** Start of EXCERPTED DATA **

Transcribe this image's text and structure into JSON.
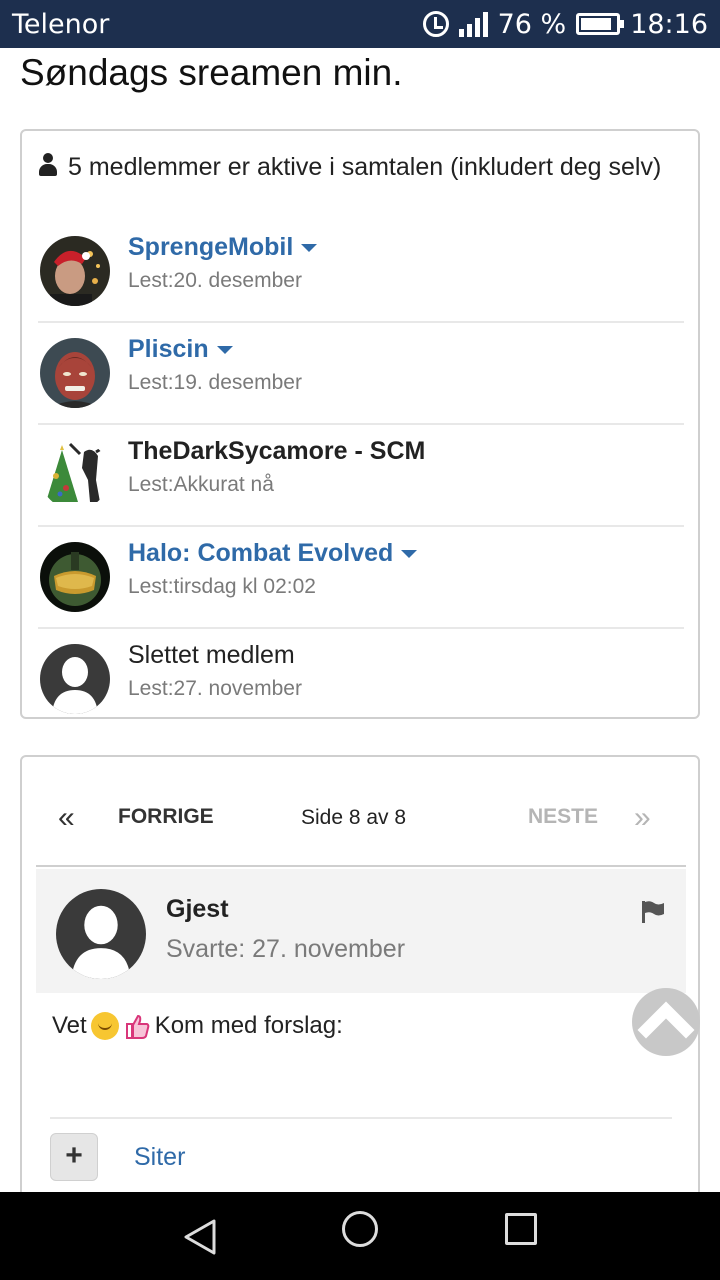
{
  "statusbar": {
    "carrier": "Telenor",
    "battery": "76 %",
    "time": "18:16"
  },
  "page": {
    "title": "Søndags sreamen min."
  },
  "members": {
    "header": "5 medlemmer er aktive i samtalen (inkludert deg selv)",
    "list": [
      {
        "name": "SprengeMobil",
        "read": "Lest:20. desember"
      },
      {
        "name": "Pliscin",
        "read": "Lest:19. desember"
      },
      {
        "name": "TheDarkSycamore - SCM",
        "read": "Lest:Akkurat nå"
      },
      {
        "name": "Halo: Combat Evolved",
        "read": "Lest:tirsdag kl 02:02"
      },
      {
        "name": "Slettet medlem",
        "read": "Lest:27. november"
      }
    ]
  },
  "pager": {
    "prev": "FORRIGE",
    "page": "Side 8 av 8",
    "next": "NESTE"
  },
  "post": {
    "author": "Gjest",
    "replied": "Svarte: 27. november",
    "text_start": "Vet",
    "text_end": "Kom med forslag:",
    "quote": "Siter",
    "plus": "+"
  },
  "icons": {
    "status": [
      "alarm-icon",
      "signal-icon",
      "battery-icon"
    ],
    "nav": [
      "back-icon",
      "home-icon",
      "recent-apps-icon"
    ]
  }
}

** End of EXCERPTED DATA **
** Start of EXCERPTED DATA **

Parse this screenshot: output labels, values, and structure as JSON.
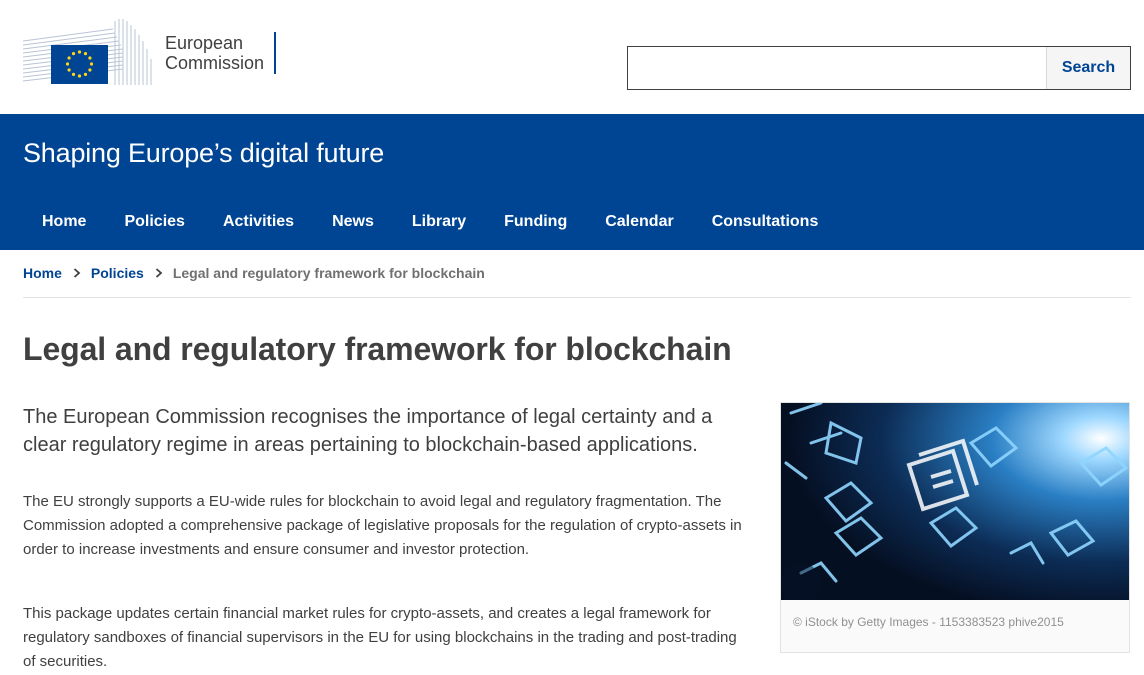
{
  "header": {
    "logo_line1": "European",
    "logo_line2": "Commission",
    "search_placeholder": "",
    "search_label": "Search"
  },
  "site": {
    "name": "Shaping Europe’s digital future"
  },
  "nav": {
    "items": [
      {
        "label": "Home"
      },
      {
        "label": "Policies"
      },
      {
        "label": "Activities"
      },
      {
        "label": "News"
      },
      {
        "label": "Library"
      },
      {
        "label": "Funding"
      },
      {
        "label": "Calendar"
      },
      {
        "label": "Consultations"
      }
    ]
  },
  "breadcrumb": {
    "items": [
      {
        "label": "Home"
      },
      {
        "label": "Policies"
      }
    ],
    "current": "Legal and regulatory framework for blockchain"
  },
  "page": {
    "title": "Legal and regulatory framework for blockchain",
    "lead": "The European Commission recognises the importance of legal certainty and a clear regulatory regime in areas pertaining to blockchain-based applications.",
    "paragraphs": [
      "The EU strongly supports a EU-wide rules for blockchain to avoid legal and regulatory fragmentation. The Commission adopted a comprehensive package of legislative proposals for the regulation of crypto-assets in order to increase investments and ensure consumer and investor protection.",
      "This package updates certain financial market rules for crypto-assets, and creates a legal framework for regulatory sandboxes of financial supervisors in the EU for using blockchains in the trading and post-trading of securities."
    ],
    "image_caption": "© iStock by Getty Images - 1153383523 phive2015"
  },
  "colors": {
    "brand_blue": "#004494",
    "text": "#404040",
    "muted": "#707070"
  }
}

** End of EXCERPTED DATA **

**EXERCISE:** In the entries above, find each line with the word "header" and copy it.

**SOLVED EXERCISE:**
    "header": "5 medlemmer er aktive i samtalen (inkludert deg selv)",
  "header": {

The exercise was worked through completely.